»»
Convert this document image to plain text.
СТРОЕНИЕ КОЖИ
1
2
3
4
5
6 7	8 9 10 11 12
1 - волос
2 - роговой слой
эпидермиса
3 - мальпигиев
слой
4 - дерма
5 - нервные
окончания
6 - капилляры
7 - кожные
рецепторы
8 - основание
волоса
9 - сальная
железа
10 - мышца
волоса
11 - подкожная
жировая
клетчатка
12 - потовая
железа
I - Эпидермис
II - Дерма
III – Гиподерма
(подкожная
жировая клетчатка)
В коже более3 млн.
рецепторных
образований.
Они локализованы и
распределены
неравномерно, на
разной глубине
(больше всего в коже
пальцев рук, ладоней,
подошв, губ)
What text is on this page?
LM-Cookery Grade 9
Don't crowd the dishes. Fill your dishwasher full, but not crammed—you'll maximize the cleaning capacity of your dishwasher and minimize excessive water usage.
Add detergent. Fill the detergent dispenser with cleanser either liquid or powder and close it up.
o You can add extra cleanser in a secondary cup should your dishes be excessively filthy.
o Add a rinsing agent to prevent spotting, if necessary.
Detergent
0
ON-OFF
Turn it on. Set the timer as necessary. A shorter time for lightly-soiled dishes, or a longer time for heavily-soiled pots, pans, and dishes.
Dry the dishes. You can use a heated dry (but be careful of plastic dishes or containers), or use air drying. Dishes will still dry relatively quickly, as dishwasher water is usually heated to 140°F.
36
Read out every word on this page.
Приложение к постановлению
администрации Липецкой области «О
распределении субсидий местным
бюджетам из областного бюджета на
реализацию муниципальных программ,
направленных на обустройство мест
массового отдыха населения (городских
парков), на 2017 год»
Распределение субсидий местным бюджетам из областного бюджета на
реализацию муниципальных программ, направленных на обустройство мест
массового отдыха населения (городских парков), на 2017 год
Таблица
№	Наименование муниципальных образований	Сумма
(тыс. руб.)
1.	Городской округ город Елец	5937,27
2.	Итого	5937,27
««
• **Exercise**
Copy the data above exactly. Every line must be included.

• **Reply**
Convert this document image to plain text.
СТРОЕНИЕ КОЖИ
1
2
3
4
5
6 7	8 9 10 11 12
1 - волос
2 - роговой слой
эпидермиса
3 - мальпигиев
слой
4 - дерма
5 - нервные
окончания
6 - капилляры
7 - кожные
рецепторы
8 - основание
волоса
9 - сальная
железа
10 - мышца
волоса
11 - подкожная
жировая
клетчатка
12 - потовая
железа
I - Эпидермис
II - Дерма
III – Гиподерма
(подкожная
жировая клетчатка)
В коже более3 млн.
рецепторных
образований.
Они локализованы и
распределены
неравномерно, на
разной глубине
(больше всего в коже
пальцев рук, ладоней,
подошв, губ)
What text is on this page?
LM-Cookery Grade 9
Don't crowd the dishes. Fill your dishwasher full, but not crammed—you'll maximize the cleaning capacity of your dishwasher and minimize excessive water usage.
Add detergent. Fill the detergent dispenser with cleanser either liquid or powder and close it up.
o You can add extra cleanser in a secondary cup should your dishes be excessively filthy.
o Add a rinsing agent to prevent spotting, if necessary.
Detergent
0
ON-OFF
Turn it on. Set the timer as necessary. A shorter time for lightly-soiled dishes, or a longer time for heavily-soiled pots, pans, and dishes.
Dry the dishes. You can use a heated dry (but be careful of plastic dishes or containers), or use air drying. Dishes will still dry relatively quickly, as dishwasher water is usually heated to 140°F.
36
Read out every word on this page.
Приложение к постановлению
администрации Липецкой области «О
распределении субсидий местным
бюджетам из областного бюджета на
реализацию муниципальных программ,
направленных на обустройство мест
массового отдыха населения (городских
парков), на 2017 год»
Распределение субсидий местным бюджетам из областного бюджета на
реализацию муниципальных программ, направленных на обустройство мест
массового отдыха населения (городских парков), на 2017 год
Таблица
№	Наименование муниципальных образований	Сумма
(тыс. руб.)
1.	Городской округ город Елец	5937,27
2.	Итого	5937,27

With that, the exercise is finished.